Set exercise
Repeat the whole listing below, word for word.

++++++++

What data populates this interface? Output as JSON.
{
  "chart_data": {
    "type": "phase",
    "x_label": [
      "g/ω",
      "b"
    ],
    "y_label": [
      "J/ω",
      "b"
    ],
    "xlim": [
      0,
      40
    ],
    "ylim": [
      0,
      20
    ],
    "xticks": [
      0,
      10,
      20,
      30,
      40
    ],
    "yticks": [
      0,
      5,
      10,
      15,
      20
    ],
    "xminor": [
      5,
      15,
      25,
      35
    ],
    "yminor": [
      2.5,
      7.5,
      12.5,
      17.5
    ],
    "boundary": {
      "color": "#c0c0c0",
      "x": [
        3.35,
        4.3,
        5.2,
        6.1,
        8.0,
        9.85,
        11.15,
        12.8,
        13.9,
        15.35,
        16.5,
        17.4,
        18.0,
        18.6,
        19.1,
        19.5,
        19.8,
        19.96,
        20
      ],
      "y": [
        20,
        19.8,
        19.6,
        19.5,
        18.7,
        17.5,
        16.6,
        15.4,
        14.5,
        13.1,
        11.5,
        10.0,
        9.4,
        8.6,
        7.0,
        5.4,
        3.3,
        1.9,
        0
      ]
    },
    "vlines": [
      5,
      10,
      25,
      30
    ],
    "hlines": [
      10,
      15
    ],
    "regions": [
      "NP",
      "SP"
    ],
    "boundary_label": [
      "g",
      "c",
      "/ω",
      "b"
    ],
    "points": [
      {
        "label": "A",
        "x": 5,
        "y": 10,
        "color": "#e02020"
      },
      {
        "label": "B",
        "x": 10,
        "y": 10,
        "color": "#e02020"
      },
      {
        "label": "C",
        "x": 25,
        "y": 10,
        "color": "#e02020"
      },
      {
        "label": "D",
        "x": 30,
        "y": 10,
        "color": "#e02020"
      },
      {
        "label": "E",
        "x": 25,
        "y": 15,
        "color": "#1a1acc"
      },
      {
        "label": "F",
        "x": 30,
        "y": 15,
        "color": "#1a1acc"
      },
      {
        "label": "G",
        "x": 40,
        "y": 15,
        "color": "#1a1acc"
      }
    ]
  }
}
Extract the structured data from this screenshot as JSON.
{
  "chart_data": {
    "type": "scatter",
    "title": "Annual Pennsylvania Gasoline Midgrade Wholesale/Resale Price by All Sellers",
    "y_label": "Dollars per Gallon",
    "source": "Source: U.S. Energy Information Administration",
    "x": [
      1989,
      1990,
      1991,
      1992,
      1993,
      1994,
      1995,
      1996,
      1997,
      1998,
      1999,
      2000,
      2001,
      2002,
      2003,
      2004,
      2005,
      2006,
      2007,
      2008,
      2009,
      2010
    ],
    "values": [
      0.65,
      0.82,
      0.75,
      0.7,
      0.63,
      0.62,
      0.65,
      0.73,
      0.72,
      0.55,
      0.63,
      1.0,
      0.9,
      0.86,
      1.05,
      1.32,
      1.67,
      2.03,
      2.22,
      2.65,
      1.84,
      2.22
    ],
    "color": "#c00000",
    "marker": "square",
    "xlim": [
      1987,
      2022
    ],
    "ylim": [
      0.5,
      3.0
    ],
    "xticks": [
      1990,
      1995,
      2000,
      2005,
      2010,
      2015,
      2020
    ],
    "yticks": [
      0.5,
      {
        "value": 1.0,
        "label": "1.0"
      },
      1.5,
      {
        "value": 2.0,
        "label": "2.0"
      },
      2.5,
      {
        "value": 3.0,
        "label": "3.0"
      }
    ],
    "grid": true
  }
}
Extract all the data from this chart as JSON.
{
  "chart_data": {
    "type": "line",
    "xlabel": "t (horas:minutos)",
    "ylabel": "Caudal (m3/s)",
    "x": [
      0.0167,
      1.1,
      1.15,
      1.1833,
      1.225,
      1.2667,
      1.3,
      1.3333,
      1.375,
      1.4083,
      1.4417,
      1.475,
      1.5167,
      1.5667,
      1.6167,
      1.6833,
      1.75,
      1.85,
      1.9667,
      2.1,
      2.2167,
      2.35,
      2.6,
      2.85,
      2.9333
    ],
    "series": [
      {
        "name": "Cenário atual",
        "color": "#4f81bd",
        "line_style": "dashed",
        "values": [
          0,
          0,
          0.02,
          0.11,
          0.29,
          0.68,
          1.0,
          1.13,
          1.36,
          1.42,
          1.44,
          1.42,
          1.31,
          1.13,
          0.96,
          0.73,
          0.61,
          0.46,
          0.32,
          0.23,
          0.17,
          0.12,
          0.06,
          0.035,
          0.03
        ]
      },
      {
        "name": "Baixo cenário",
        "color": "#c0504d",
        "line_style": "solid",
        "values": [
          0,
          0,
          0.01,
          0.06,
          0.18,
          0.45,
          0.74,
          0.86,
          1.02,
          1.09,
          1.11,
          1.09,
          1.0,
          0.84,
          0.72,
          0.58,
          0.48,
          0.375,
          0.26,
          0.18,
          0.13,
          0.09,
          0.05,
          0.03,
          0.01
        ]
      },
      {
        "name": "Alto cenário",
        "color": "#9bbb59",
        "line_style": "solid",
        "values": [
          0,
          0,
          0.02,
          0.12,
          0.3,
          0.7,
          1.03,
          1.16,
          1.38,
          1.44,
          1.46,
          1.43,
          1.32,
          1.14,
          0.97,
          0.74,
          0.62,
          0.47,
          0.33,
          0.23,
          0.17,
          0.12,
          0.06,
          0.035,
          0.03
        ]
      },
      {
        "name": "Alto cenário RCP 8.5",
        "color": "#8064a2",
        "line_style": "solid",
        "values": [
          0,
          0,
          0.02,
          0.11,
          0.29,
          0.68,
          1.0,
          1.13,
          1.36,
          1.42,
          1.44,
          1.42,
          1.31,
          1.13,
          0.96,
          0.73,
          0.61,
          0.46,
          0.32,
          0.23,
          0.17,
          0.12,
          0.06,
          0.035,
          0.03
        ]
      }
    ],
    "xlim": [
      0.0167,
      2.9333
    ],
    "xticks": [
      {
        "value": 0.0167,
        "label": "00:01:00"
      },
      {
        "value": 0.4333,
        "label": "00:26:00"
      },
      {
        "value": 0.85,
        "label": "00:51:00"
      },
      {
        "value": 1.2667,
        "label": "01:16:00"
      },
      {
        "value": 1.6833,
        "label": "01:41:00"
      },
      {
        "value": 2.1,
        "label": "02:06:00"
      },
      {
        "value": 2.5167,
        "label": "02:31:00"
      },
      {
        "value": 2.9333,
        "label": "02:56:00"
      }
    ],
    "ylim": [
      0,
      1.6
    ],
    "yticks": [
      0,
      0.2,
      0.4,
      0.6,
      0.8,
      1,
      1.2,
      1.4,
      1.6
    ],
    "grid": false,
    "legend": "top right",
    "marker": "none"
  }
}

++++++++

Response
What data populates this interface? Output as JSON.
{
  "chart_data": {
    "type": "phase",
    "x_label": [
      "g/ω",
      "b"
    ],
    "y_label": [
      "J/ω",
      "b"
    ],
    "xlim": [
      0,
      40
    ],
    "ylim": [
      0,
      20
    ],
    "xticks": [
      0,
      10,
      20,
      30,
      40
    ],
    "yticks": [
      0,
      5,
      10,
      15,
      20
    ],
    "xminor": [
      5,
      15,
      25,
      35
    ],
    "yminor": [
      2.5,
      7.5,
      12.5,
      17.5
    ],
    "boundary": {
      "color": "#c0c0c0",
      "x": [
        3.35,
        4.3,
        5.2,
        6.1,
        8.0,
        9.85,
        11.15,
        12.8,
        13.9,
        15.35,
        16.5,
        17.4,
        18.0,
        18.6,
        19.1,
        19.5,
        19.8,
        19.96,
        20
      ],
      "y": [
        20,
        19.8,
        19.6,
        19.5,
        18.7,
        17.5,
        16.6,
        15.4,
        14.5,
        13.1,
        11.5,
        10.0,
        9.4,
        8.6,
        7.0,
        5.4,
        3.3,
        1.9,
        0
      ]
    },
    "vlines": [
      5,
      10,
      25,
      30
    ],
    "hlines": [
      10,
      15
    ],
    "regions": [
      "NP",
      "SP"
    ],
    "boundary_label": [
      "g",
      "c",
      "/ω",
      "b"
    ],
    "points": [
      {
        "label": "A",
        "x": 5,
        "y": 10,
        "color": "#e02020"
      },
      {
        "label": "B",
        "x": 10,
        "y": 10,
        "color": "#e02020"
      },
      {
        "label": "C",
        "x": 25,
        "y": 10,
        "color": "#e02020"
      },
      {
        "label": "D",
        "x": 30,
        "y": 10,
        "color": "#e02020"
      },
      {
        "label": "E",
        "x": 25,
        "y": 15,
        "color": "#1a1acc"
      },
      {
        "label": "F",
        "x": 30,
        "y": 15,
        "color": "#1a1acc"
      },
      {
        "label": "G",
        "x": 40,
        "y": 15,
        "color": "#1a1acc"
      }
    ]
  }
}
Extract the structured data from this screenshot as JSON.
{
  "chart_data": {
    "type": "scatter",
    "title": "Annual Pennsylvania Gasoline Midgrade Wholesale/Resale Price by All Sellers",
    "y_label": "Dollars per Gallon",
    "source": "Source: U.S. Energy Information Administration",
    "x": [
      1989,
      1990,
      1991,
      1992,
      1993,
      1994,
      1995,
      1996,
      1997,
      1998,
      1999,
      2000,
      2001,
      2002,
      2003,
      2004,
      2005,
      2006,
      2007,
      2008,
      2009,
      2010
    ],
    "values": [
      0.65,
      0.82,
      0.75,
      0.7,
      0.63,
      0.62,
      0.65,
      0.73,
      0.72,
      0.55,
      0.63,
      1.0,
      0.9,
      0.86,
      1.05,
      1.32,
      1.67,
      2.03,
      2.22,
      2.65,
      1.84,
      2.22
    ],
    "color": "#c00000",
    "marker": "square",
    "xlim": [
      1987,
      2022
    ],
    "ylim": [
      0.5,
      3.0
    ],
    "xticks": [
      1990,
      1995,
      2000,
      2005,
      2010,
      2015,
      2020
    ],
    "yticks": [
      0.5,
      {
        "value": 1.0,
        "label": "1.0"
      },
      1.5,
      {
        "value": 2.0,
        "label": "2.0"
      },
      2.5,
      {
        "value": 3.0,
        "label": "3.0"
      }
    ],
    "grid": true
  }
}
Extract all the data from this chart as JSON.
{
  "chart_data": {
    "type": "line",
    "xlabel": "t (horas:minutos)",
    "ylabel": "Caudal (m3/s)",
    "x": [
      0.0167,
      1.1,
      1.15,
      1.1833,
      1.225,
      1.2667,
      1.3,
      1.3333,
      1.375,
      1.4083,
      1.4417,
      1.475,
      1.5167,
      1.5667,
      1.6167,
      1.6833,
      1.75,
      1.85,
      1.9667,
      2.1,
      2.2167,
      2.35,
      2.6,
      2.85,
      2.9333
    ],
    "series": [
      {
        "name": "Cenário atual",
        "color": "#4f81bd",
        "line_style": "dashed",
        "values": [
          0,
          0,
          0.02,
          0.11,
          0.29,
          0.68,
          1.0,
          1.13,
          1.36,
          1.42,
          1.44,
          1.42,
          1.31,
          1.13,
          0.96,
          0.73,
          0.61,
          0.46,
          0.32,
          0.23,
          0.17,
          0.12,
          0.06,
          0.035,
          0.03
        ]
      },
      {
        "name": "Baixo cenário",
        "color": "#c0504d",
        "line_style": "solid",
        "values": [
          0,
          0,
          0.01,
          0.06,
          0.18,
          0.45,
          0.74,
          0.86,
          1.02,
          1.09,
          1.11,
          1.09,
          1.0,
          0.84,
          0.72,
          0.58,
          0.48,
          0.375,
          0.26,
          0.18,
          0.13,
          0.09,
          0.05,
          0.03,
          0.01
        ]
      },
      {
        "name": "Alto cenário",
        "color": "#9bbb59",
        "line_style": "solid",
        "values": [
          0,
          0,
          0.02,
          0.12,
          0.3,
          0.7,
          1.03,
          1.16,
          1.38,
          1.44,
          1.46,
          1.43,
          1.32,
          1.14,
          0.97,
          0.74,
          0.62,
          0.47,
          0.33,
          0.23,
          0.17,
          0.12,
          0.06,
          0.035,
          0.03
        ]
      },
      {
        "name": "Alto cenário RCP 8.5",
        "color": "#8064a2",
        "line_style": "solid",
        "values": [
          0,
          0,
          0.02,
          0.11,
          0.29,
          0.68,
          1.0,
          1.13,
          1.36,
          1.42,
          1.44,
          1.42,
          1.31,
          1.13,
          0.96,
          0.73,
          0.61,
          0.46,
          0.32,
          0.23,
          0.17,
          0.12,
          0.06,
          0.035,
          0.03
        ]
      }
    ],
    "xlim": [
      0.0167,
      2.9333
    ],
    "xticks": [
      {
        "value": 0.0167,
        "label": "00:01:00"
      },
      {
        "value": 0.4333,
        "label": "00:26:00"
      },
      {
        "value": 0.85,
        "label": "00:51:00"
      },
      {
        "value": 1.2667,
        "label": "01:16:00"
      },
      {
        "value": 1.6833,
        "label": "01:41:00"
      },
      {
        "value": 2.1,
        "label": "02:06:00"
      },
      {
        "value": 2.5167,
        "label": "02:31:00"
      },
      {
        "value": 2.9333,
        "label": "02:56:00"
      }
    ],
    "ylim": [
      0,
      1.6
    ],
    "yticks": [
      0,
      0.2,
      0.4,
      0.6,
      0.8,
      1,
      1.2,
      1.4,
      1.6
    ],
    "grid": false,
    "legend": "top right",
    "marker": "none"
  }
}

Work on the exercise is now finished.